(Collected data entries)
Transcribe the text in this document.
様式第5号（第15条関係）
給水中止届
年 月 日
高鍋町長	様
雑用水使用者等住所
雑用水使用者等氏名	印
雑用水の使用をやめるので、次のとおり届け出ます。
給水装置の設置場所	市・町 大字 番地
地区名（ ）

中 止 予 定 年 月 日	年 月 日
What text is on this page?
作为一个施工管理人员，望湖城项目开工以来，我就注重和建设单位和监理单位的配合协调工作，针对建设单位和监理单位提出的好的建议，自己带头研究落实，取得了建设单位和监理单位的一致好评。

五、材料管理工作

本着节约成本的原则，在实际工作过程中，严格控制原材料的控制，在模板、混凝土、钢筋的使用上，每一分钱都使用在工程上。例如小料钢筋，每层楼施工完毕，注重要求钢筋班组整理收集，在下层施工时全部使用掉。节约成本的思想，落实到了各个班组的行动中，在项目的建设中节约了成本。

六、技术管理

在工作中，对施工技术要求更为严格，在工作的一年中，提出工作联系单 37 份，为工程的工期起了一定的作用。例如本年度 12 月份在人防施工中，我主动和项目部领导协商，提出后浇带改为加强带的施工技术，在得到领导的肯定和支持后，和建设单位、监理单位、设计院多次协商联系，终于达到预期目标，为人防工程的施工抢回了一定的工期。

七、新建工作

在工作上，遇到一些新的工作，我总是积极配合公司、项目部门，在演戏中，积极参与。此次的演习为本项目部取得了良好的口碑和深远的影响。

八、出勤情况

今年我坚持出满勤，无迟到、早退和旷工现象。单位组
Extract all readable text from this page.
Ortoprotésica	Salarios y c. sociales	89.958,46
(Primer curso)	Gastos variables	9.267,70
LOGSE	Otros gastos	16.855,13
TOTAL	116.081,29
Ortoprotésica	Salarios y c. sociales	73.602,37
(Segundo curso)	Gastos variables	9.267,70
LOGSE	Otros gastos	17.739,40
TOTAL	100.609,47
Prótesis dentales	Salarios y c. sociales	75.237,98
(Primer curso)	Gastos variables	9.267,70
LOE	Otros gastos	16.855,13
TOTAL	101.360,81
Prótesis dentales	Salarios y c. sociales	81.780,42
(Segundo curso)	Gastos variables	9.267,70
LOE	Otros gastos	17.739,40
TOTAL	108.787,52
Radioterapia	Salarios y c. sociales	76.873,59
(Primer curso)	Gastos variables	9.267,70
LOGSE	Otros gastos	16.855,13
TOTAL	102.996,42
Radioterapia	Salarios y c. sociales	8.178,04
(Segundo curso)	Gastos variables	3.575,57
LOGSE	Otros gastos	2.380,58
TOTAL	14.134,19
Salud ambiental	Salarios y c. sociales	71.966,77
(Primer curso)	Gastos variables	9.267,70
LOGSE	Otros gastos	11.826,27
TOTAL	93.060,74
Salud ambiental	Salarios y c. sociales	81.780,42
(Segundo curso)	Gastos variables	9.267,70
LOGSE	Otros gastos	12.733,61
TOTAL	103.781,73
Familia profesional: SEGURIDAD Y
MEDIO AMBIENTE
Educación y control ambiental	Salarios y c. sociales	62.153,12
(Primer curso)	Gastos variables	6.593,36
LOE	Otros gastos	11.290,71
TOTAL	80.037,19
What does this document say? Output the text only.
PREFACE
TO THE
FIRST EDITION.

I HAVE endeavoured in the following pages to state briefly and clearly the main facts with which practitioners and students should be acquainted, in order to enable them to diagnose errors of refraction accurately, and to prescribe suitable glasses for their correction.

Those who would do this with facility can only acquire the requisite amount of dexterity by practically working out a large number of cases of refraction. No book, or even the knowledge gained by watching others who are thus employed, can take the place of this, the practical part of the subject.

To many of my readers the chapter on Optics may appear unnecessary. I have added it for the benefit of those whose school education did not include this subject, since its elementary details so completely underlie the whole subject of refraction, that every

**STATED PROBLEM:** Gather each line in these records that contains the string "Otros".

**SOLUTION TO THIS PROBLEM:**
LOGSE	Otros gastos	16.855,13
LOGSE	Otros gastos	17.739,40
LOE	Otros gastos	16.855,13
LOE	Otros gastos	17.739,40
LOGSE	Otros gastos	16.855,13
LOGSE	Otros gastos	2.380,58
LOGSE	Otros gastos	11.826,27
LOGSE	Otros gastos	12.733,61
LOE	Otros gastos	11.290,71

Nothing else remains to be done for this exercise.